--- What the exercise asks ---
Find the lines in the material below that include the word "Atahualpa", count them, and give that count alone.

--- Source records ---
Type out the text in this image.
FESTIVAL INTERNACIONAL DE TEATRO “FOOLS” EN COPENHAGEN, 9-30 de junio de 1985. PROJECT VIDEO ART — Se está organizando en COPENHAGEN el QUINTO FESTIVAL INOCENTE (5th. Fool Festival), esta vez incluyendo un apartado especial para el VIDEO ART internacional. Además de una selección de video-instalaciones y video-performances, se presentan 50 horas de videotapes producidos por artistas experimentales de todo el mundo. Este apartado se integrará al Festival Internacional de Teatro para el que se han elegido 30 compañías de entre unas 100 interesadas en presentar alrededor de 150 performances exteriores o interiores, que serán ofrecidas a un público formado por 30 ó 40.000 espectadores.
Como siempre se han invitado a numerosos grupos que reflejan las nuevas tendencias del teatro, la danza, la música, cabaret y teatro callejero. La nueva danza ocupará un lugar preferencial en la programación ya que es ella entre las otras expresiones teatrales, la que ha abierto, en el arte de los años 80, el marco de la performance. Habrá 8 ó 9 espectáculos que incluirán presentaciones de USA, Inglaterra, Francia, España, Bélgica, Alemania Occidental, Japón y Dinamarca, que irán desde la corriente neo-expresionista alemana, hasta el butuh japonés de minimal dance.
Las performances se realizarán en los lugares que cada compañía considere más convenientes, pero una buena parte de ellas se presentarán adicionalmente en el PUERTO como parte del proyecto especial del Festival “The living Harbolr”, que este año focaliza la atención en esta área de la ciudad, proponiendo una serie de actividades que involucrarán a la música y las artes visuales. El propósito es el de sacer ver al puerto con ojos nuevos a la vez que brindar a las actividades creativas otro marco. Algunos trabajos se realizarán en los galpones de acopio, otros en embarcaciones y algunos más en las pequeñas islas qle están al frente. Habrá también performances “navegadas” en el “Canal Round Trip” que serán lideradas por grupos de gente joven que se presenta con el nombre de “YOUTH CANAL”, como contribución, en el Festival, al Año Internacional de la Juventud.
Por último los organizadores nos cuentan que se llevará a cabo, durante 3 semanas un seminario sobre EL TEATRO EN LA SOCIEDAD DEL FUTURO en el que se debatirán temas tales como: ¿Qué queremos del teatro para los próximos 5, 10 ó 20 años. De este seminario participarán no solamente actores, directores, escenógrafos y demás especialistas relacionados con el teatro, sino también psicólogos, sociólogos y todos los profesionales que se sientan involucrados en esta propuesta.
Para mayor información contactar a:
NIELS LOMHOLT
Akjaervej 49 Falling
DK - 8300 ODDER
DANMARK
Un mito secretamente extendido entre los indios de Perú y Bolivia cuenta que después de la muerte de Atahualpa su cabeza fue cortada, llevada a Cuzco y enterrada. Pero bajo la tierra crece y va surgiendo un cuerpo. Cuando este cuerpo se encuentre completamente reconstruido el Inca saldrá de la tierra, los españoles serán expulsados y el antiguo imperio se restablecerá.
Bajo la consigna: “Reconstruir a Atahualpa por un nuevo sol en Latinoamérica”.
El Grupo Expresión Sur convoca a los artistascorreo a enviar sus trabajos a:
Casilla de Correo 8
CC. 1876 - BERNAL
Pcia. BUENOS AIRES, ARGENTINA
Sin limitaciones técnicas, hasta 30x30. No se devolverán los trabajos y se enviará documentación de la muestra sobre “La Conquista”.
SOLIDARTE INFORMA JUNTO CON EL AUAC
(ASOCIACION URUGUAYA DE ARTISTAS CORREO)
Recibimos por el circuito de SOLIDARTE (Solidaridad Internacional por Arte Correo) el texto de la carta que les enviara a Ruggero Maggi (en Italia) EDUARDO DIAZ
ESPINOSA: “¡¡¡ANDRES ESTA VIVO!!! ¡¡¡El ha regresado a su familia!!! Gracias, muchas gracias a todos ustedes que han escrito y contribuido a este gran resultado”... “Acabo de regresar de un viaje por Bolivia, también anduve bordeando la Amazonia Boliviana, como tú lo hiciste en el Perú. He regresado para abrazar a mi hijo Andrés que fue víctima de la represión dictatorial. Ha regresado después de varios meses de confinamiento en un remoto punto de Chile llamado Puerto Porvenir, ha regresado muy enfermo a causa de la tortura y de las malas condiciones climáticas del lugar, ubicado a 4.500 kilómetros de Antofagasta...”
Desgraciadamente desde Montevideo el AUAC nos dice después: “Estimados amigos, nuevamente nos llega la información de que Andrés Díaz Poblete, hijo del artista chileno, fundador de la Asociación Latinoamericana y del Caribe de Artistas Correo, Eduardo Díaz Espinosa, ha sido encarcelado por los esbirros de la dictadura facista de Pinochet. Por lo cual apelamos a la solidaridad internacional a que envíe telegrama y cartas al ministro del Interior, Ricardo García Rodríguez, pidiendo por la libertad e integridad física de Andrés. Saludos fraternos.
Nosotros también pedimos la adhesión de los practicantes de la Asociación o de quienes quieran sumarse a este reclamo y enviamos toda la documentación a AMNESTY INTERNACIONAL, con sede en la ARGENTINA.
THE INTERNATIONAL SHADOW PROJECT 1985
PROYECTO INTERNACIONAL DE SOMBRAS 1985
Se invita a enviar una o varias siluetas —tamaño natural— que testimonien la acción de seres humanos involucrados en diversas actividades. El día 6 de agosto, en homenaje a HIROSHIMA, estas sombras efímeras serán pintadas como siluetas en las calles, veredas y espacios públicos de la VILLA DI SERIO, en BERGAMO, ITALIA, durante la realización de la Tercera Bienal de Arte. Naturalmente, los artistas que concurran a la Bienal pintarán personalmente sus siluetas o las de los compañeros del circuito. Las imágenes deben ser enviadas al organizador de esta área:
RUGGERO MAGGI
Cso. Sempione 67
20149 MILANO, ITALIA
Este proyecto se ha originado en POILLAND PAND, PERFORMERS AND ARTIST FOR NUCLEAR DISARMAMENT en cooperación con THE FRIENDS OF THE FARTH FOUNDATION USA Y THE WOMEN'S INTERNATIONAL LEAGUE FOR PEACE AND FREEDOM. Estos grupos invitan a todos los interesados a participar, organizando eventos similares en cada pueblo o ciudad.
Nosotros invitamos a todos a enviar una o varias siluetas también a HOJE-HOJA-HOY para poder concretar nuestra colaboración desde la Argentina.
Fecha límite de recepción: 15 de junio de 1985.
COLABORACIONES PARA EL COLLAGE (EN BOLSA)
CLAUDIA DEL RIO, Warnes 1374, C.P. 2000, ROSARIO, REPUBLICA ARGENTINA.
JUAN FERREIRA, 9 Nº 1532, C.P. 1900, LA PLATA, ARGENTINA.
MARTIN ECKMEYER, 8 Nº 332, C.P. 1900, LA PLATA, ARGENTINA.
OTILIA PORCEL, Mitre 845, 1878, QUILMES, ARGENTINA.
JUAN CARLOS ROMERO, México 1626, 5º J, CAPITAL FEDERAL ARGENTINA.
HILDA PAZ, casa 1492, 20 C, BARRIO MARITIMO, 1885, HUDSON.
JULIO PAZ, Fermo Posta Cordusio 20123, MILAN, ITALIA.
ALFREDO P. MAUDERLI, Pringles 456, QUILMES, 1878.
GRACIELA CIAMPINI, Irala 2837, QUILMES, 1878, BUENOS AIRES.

--- Response ---
2